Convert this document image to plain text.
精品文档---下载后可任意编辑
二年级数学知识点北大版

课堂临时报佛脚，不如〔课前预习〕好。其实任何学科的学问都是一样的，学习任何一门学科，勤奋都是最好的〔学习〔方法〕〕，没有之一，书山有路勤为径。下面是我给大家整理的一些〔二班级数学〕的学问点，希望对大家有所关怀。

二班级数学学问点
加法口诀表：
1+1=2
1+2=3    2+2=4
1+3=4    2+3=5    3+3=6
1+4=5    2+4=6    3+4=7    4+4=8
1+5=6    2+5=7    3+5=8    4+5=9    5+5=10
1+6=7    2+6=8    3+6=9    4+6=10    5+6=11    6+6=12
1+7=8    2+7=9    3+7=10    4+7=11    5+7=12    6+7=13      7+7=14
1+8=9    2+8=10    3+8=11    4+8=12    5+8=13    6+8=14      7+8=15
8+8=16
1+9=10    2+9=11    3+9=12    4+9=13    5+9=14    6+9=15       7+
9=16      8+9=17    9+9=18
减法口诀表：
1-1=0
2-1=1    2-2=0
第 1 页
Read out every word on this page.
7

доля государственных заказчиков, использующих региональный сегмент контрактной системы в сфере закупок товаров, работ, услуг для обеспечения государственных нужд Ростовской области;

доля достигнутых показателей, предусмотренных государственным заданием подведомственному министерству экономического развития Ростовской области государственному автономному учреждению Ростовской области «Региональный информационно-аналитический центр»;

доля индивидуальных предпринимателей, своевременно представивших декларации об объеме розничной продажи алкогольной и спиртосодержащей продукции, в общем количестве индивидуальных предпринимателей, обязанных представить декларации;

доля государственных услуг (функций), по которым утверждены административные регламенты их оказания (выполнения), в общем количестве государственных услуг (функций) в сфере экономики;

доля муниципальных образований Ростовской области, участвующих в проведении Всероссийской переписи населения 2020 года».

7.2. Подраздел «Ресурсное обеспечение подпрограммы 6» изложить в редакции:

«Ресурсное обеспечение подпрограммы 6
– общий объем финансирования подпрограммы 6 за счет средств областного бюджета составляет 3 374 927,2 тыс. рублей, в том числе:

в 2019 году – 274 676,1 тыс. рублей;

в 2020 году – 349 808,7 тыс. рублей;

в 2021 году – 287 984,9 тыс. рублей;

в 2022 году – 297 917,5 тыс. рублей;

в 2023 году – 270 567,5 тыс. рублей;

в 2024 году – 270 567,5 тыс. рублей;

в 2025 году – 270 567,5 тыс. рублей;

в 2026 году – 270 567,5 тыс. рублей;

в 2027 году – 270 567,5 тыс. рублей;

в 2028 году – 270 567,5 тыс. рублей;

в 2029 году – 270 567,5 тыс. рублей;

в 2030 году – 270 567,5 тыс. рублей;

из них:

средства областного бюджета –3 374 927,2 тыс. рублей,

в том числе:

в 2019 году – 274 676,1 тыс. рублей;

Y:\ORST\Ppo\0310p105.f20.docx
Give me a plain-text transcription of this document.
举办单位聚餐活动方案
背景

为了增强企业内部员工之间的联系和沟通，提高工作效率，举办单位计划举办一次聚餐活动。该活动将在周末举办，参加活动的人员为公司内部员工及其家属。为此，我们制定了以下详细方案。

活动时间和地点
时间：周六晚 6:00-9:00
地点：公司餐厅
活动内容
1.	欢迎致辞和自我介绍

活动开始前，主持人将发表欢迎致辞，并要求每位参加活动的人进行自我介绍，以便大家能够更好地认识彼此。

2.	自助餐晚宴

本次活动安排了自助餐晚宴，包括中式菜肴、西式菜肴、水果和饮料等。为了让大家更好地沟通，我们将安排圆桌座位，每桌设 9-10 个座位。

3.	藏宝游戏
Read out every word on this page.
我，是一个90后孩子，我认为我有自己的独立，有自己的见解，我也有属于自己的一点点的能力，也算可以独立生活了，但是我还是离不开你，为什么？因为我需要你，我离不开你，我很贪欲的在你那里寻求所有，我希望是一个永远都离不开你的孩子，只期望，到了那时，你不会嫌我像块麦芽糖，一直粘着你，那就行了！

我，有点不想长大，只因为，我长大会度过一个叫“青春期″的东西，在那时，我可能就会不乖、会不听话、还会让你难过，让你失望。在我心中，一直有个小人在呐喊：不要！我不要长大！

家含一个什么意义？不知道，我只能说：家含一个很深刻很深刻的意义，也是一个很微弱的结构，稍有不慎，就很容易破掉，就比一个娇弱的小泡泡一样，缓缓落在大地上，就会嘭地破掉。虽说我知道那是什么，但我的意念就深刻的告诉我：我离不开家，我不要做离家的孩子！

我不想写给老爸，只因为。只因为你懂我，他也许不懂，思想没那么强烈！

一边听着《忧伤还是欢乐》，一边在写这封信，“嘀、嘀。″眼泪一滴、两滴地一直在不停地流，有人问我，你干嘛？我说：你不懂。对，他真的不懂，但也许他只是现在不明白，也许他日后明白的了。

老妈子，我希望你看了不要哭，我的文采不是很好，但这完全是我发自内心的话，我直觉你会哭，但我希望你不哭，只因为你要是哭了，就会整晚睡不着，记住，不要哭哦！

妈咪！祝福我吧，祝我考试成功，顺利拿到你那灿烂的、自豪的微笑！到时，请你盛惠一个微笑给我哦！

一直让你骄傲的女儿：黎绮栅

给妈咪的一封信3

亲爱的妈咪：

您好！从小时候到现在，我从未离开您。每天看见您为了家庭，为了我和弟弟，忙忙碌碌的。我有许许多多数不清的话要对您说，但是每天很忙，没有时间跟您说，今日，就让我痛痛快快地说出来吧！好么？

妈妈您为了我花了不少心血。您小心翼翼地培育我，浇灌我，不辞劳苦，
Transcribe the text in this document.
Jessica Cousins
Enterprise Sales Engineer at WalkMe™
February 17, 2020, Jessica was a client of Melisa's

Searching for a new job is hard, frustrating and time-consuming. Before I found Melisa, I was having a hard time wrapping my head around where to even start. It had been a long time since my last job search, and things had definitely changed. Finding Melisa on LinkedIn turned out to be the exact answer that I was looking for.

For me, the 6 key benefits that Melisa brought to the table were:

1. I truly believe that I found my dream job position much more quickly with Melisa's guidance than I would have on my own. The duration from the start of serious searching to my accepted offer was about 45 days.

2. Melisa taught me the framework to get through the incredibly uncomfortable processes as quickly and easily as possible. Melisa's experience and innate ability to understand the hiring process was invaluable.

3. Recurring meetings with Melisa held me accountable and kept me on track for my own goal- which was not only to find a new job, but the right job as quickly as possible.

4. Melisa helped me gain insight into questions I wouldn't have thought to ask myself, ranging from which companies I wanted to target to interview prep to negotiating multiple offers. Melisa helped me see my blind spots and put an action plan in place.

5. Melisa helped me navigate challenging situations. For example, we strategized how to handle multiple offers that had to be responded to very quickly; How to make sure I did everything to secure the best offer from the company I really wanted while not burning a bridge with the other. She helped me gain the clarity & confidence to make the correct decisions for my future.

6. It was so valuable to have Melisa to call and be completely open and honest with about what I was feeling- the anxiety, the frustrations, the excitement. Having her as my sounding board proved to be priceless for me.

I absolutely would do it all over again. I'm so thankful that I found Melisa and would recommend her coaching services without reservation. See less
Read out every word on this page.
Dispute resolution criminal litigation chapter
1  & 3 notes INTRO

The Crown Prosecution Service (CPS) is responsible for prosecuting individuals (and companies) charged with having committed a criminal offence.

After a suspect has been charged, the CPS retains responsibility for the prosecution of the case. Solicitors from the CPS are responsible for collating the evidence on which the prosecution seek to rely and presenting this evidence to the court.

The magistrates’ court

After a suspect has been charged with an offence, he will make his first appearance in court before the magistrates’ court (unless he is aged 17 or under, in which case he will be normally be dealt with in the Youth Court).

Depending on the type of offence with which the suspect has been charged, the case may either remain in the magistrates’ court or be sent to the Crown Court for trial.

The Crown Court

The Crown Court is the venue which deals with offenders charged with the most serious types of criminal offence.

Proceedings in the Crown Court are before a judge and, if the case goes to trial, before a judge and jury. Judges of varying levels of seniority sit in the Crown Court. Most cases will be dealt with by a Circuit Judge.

■ What is asked ■
Filter lines by "областного" and return each hit.

■ Response ■
– общий объем финансирования подпрограммы 6 за счет средств областного бюджета составляет 3 374 927,2 тыс. рублей, в том числе:
средства областного бюджета –3 374 927,2 тыс. рублей,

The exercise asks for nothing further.